-- RECORD EXCERPTS start --

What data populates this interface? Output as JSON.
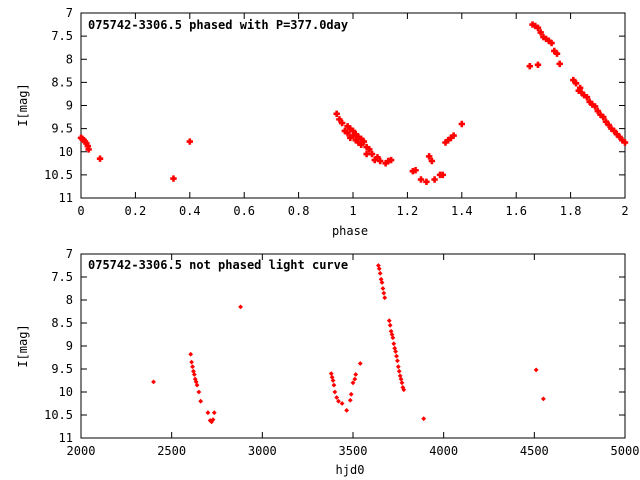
{
  "chart_data": [
    {
      "type": "scatter",
      "title": "075742-3306.5 phased with P=377.0day",
      "xlabel": "phase",
      "ylabel": "I[mag]",
      "xlim": [
        0,
        2
      ],
      "ylim": [
        7,
        11
      ],
      "y_inverted": true,
      "x_ticks": [
        "0",
        "0.2",
        "0.4",
        "0.6",
        "0.8",
        "1",
        "1.2",
        "1.4",
        "1.6",
        "1.8",
        "2"
      ],
      "y_ticks": [
        "7",
        "7.5",
        "8",
        "8.5",
        "9",
        "9.5",
        "10",
        "10.5",
        "11"
      ],
      "grid": false,
      "marker_color": "#ff0000",
      "series": [
        {
          "points": [
            [
              0.0,
              9.7
            ],
            [
              0.005,
              9.72
            ],
            [
              0.01,
              9.75
            ],
            [
              0.015,
              9.78
            ],
            [
              0.02,
              9.82
            ],
            [
              0.025,
              9.88
            ],
            [
              0.028,
              9.95
            ],
            [
              0.07,
              10.15
            ],
            [
              0.34,
              10.58
            ],
            [
              0.4,
              9.78
            ],
            [
              0.94,
              9.18
            ],
            [
              0.95,
              9.3
            ],
            [
              0.96,
              9.38
            ],
            [
              0.97,
              9.55
            ],
            [
              0.98,
              9.6
            ],
            [
              0.98,
              9.45
            ],
            [
              0.99,
              9.5
            ],
            [
              0.99,
              9.7
            ],
            [
              1.0,
              9.65
            ],
            [
              1.0,
              9.55
            ],
            [
              1.01,
              9.75
            ],
            [
              1.01,
              9.62
            ],
            [
              1.02,
              9.8
            ],
            [
              1.02,
              9.68
            ],
            [
              1.03,
              9.72
            ],
            [
              1.03,
              9.85
            ],
            [
              1.04,
              9.78
            ],
            [
              1.05,
              9.9
            ],
            [
              1.05,
              10.05
            ],
            [
              1.06,
              9.95
            ],
            [
              1.07,
              10.05
            ],
            [
              1.08,
              10.18
            ],
            [
              1.09,
              10.12
            ],
            [
              1.1,
              10.2
            ],
            [
              1.12,
              10.25
            ],
            [
              1.13,
              10.2
            ],
            [
              1.14,
              10.18
            ],
            [
              1.22,
              10.42
            ],
            [
              1.23,
              10.4
            ],
            [
              1.25,
              10.6
            ],
            [
              1.27,
              10.65
            ],
            [
              1.28,
              10.1
            ],
            [
              1.29,
              10.2
            ],
            [
              1.3,
              10.6
            ],
            [
              1.32,
              10.5
            ],
            [
              1.33,
              10.5
            ],
            [
              1.34,
              9.8
            ],
            [
              1.35,
              9.75
            ],
            [
              1.36,
              9.7
            ],
            [
              1.37,
              9.65
            ],
            [
              1.4,
              9.4
            ],
            [
              1.65,
              8.15
            ],
            [
              1.66,
              7.25
            ],
            [
              1.67,
              7.28
            ],
            [
              1.68,
              8.12
            ],
            [
              1.68,
              7.32
            ],
            [
              1.69,
              7.42
            ],
            [
              1.7,
              7.52
            ],
            [
              1.71,
              7.56
            ],
            [
              1.72,
              7.6
            ],
            [
              1.73,
              7.65
            ],
            [
              1.74,
              7.82
            ],
            [
              1.75,
              7.88
            ],
            [
              1.76,
              8.1
            ],
            [
              1.81,
              8.45
            ],
            [
              1.82,
              8.52
            ],
            [
              1.83,
              8.68
            ],
            [
              1.835,
              8.62
            ],
            [
              1.84,
              8.72
            ],
            [
              1.85,
              8.78
            ],
            [
              1.86,
              8.82
            ],
            [
              1.87,
              8.92
            ],
            [
              1.88,
              8.98
            ],
            [
              1.89,
              9.02
            ],
            [
              1.9,
              9.12
            ],
            [
              1.91,
              9.2
            ],
            [
              1.92,
              9.25
            ],
            [
              1.93,
              9.35
            ],
            [
              1.94,
              9.42
            ],
            [
              1.95,
              9.5
            ],
            [
              1.96,
              9.55
            ],
            [
              1.97,
              9.62
            ],
            [
              1.98,
              9.68
            ],
            [
              1.99,
              9.75
            ],
            [
              2.0,
              9.8
            ]
          ]
        }
      ]
    },
    {
      "type": "scatter",
      "title": "075742-3306.5 not phased light curve",
      "xlabel": "hjd0",
      "ylabel": "I[mag]",
      "xlim": [
        2000,
        5000
      ],
      "ylim": [
        7,
        11
      ],
      "y_inverted": true,
      "x_ticks": [
        "2000",
        "2500",
        "3000",
        "3500",
        "4000",
        "4500",
        "5000"
      ],
      "y_ticks": [
        "7",
        "7.5",
        "8",
        "8.5",
        "9",
        "9.5",
        "10",
        "10.5",
        "11"
      ],
      "grid": false,
      "marker_color": "#ff0000",
      "series": [
        {
          "points": [
            [
              2400,
              9.78
            ],
            [
              2605,
              9.18
            ],
            [
              2610,
              9.35
            ],
            [
              2615,
              9.45
            ],
            [
              2620,
              9.55
            ],
            [
              2625,
              9.62
            ],
            [
              2630,
              9.72
            ],
            [
              2635,
              9.78
            ],
            [
              2640,
              9.85
            ],
            [
              2650,
              10.0
            ],
            [
              2660,
              10.2
            ],
            [
              2700,
              10.45
            ],
            [
              2712,
              10.62
            ],
            [
              2720,
              10.65
            ],
            [
              2728,
              10.6
            ],
            [
              2735,
              10.45
            ],
            [
              2880,
              8.15
            ],
            [
              3380,
              9.6
            ],
            [
              3385,
              9.68
            ],
            [
              3390,
              9.75
            ],
            [
              3395,
              9.85
            ],
            [
              3400,
              10.0
            ],
            [
              3410,
              10.12
            ],
            [
              3420,
              10.2
            ],
            [
              3440,
              10.25
            ],
            [
              3465,
              10.4
            ],
            [
              3485,
              10.18
            ],
            [
              3490,
              10.05
            ],
            [
              3500,
              9.8
            ],
            [
              3510,
              9.72
            ],
            [
              3515,
              9.62
            ],
            [
              3540,
              9.38
            ],
            [
              3640,
              7.25
            ],
            [
              3645,
              7.32
            ],
            [
              3650,
              7.42
            ],
            [
              3655,
              7.55
            ],
            [
              3660,
              7.62
            ],
            [
              3665,
              7.75
            ],
            [
              3670,
              7.85
            ],
            [
              3675,
              7.95
            ],
            [
              3700,
              8.45
            ],
            [
              3705,
              8.55
            ],
            [
              3710,
              8.68
            ],
            [
              3715,
              8.75
            ],
            [
              3720,
              8.82
            ],
            [
              3725,
              8.95
            ],
            [
              3730,
              9.05
            ],
            [
              3735,
              9.12
            ],
            [
              3740,
              9.22
            ],
            [
              3745,
              9.32
            ],
            [
              3750,
              9.45
            ],
            [
              3755,
              9.55
            ],
            [
              3760,
              9.65
            ],
            [
              3765,
              9.72
            ],
            [
              3770,
              9.8
            ],
            [
              3775,
              9.9
            ],
            [
              3780,
              9.95
            ],
            [
              3890,
              10.58
            ],
            [
              4510,
              9.52
            ],
            [
              4550,
              10.15
            ]
          ]
        }
      ]
    }
  ]
}
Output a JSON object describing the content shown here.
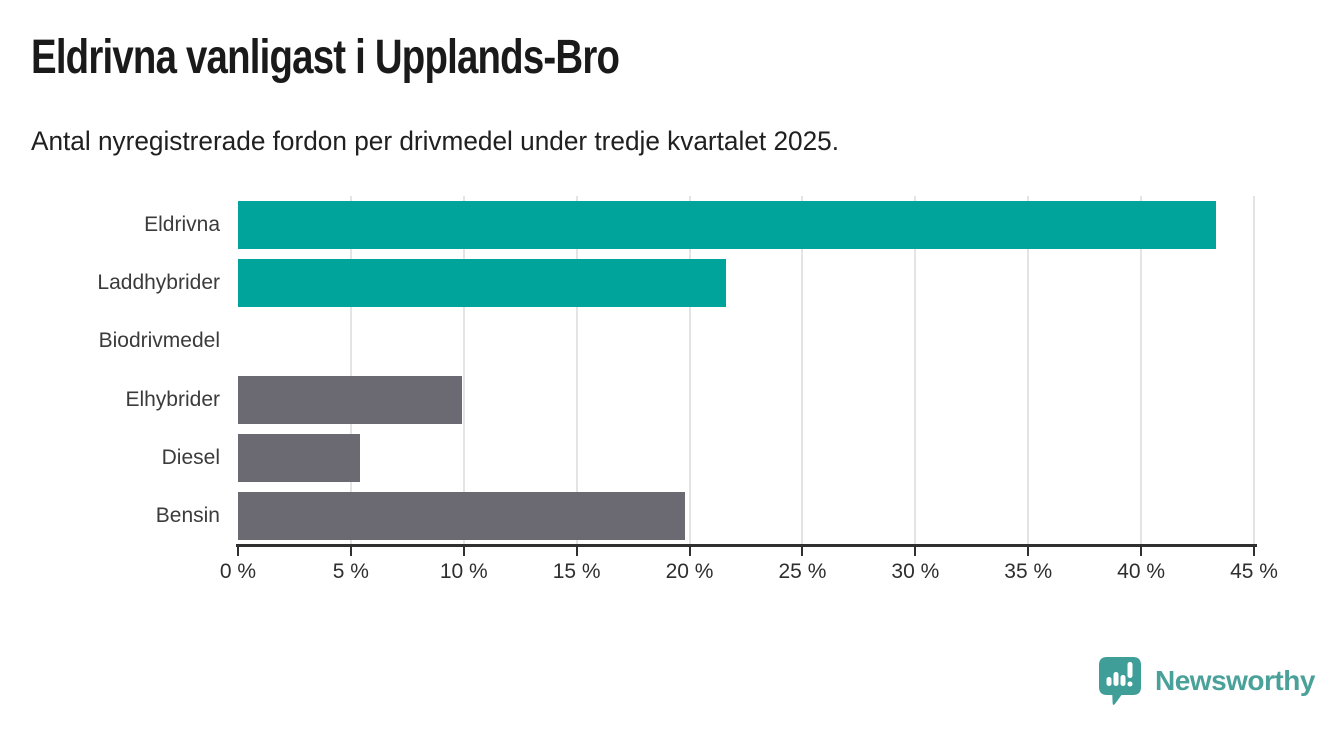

-- RECORD EXCERPTS end --

◆ SHORT PROBLEM
Your task is to gather all lines from the entries above that hold the word "phased".

◆ RESPONSE
      "title": "075742-3306.5 phased with P=377.0day",
      "title": "075742-3306.5 not phased light curve",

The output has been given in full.